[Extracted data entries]

○ ○ ○ ○ ○ ○ ○

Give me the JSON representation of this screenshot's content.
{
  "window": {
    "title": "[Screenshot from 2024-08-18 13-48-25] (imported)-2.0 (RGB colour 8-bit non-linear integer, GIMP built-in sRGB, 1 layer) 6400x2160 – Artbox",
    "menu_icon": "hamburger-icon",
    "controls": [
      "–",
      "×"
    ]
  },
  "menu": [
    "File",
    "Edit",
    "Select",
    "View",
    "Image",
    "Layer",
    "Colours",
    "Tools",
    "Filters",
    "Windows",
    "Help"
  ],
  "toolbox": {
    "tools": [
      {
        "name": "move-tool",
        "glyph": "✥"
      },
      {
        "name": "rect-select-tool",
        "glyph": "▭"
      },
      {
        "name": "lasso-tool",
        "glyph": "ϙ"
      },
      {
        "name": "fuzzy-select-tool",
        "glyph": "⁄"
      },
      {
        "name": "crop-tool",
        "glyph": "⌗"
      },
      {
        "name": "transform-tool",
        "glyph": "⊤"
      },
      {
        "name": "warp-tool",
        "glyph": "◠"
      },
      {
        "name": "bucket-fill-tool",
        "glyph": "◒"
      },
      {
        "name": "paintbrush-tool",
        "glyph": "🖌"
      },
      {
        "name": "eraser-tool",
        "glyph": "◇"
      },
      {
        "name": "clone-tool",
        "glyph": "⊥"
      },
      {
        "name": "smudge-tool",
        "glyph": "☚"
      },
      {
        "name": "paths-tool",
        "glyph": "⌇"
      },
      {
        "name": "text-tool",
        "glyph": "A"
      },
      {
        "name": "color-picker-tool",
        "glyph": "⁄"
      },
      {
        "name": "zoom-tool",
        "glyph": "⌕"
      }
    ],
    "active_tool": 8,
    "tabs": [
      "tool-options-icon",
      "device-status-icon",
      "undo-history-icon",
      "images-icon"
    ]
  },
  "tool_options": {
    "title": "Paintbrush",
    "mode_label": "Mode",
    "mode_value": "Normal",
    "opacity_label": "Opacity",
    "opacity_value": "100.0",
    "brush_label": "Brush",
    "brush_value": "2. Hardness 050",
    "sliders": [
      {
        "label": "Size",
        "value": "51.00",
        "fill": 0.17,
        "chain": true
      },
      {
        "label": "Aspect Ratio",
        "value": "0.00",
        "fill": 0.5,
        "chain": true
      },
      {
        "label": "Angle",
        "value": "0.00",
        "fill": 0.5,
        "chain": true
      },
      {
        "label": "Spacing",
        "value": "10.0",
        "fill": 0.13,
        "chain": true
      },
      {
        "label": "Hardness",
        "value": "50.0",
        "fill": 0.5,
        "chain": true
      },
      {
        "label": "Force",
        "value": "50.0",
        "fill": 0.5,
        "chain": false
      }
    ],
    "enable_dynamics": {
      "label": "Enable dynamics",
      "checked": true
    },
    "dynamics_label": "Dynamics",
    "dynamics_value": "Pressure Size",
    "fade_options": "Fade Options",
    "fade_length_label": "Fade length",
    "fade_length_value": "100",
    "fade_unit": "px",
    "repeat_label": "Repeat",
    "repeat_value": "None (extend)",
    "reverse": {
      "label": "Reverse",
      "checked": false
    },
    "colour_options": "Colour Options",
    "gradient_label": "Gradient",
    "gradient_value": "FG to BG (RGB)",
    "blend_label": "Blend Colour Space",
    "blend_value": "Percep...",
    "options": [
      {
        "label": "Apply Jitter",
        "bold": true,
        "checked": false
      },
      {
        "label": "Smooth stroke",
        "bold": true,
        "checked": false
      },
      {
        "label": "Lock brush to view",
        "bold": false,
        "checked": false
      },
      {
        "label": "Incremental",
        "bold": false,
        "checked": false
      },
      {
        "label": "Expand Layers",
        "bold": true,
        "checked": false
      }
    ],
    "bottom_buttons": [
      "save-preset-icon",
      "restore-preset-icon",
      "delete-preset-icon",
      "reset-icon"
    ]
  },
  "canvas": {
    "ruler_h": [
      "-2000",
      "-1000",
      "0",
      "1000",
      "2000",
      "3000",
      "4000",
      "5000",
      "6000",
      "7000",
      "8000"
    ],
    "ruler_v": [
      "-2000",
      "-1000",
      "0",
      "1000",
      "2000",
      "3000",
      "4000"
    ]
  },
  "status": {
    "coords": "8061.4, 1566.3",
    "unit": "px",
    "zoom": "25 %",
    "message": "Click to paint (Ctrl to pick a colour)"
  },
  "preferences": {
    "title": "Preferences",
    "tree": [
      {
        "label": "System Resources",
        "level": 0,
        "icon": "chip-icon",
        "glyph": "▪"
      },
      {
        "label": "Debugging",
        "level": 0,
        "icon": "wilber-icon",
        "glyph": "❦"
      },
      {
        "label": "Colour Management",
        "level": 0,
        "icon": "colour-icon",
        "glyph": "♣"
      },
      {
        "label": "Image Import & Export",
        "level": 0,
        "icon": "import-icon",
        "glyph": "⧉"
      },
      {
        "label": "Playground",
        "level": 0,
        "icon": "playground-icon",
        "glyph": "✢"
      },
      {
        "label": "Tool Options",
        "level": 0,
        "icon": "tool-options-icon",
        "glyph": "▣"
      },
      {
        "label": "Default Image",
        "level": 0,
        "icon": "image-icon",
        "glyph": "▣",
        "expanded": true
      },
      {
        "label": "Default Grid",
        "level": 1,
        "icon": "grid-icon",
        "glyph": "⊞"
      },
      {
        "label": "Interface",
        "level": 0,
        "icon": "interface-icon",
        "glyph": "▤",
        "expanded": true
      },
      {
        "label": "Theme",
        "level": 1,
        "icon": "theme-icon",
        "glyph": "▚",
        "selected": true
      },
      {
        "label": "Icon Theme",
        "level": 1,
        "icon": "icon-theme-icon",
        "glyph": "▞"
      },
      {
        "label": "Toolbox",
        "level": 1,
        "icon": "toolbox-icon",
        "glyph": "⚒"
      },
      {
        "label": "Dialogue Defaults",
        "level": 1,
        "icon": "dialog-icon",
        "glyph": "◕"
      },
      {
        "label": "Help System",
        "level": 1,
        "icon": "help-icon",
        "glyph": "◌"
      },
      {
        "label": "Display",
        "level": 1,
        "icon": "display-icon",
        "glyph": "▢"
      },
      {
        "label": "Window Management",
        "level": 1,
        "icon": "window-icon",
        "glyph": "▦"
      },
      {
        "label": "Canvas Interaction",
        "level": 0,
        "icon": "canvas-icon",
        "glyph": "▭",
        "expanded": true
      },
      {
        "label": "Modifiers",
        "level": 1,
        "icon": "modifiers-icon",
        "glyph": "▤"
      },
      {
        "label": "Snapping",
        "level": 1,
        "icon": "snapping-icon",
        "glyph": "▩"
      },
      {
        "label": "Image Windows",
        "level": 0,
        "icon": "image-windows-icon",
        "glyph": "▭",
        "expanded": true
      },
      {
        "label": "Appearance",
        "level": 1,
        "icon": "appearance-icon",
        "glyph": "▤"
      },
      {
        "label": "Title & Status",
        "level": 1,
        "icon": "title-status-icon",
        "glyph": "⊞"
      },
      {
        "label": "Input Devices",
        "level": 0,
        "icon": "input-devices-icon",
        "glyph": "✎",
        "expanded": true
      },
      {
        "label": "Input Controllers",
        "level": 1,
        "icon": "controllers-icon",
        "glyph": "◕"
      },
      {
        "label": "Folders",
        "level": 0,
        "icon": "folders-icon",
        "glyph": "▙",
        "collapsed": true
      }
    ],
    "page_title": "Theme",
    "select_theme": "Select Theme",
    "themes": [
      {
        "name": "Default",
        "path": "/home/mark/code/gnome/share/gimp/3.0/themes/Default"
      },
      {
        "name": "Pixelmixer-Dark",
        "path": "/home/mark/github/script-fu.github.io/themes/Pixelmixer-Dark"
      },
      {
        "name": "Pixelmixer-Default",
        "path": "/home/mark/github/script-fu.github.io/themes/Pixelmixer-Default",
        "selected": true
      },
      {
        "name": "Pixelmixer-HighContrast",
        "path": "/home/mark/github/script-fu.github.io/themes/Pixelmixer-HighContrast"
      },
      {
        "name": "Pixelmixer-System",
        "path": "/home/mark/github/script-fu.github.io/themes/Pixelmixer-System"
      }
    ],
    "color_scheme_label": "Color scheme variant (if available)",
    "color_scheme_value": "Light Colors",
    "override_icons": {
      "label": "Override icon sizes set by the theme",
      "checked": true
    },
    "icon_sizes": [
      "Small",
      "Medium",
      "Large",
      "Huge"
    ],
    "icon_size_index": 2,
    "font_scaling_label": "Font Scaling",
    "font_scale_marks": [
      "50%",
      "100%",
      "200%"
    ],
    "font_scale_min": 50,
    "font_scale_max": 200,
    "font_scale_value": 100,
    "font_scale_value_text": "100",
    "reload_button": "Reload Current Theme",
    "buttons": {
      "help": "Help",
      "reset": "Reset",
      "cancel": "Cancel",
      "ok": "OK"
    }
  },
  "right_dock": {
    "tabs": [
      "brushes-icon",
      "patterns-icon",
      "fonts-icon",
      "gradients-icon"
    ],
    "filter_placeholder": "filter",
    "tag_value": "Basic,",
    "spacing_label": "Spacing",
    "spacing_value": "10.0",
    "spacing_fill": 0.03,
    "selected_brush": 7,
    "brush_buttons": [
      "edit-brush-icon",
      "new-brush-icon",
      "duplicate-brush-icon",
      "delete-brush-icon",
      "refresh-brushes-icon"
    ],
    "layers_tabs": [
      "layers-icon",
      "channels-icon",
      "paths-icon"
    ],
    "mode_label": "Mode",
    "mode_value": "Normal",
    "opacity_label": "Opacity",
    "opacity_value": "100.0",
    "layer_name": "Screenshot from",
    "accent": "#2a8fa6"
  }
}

○ ○ ○ ○ ○ ○ ○

[EXERCISE DIRECTIONS]: Of the lines in the material, how many contain the word "home"? Reply with the number and nothing else.

[PROBLEM SOLUTION]: 5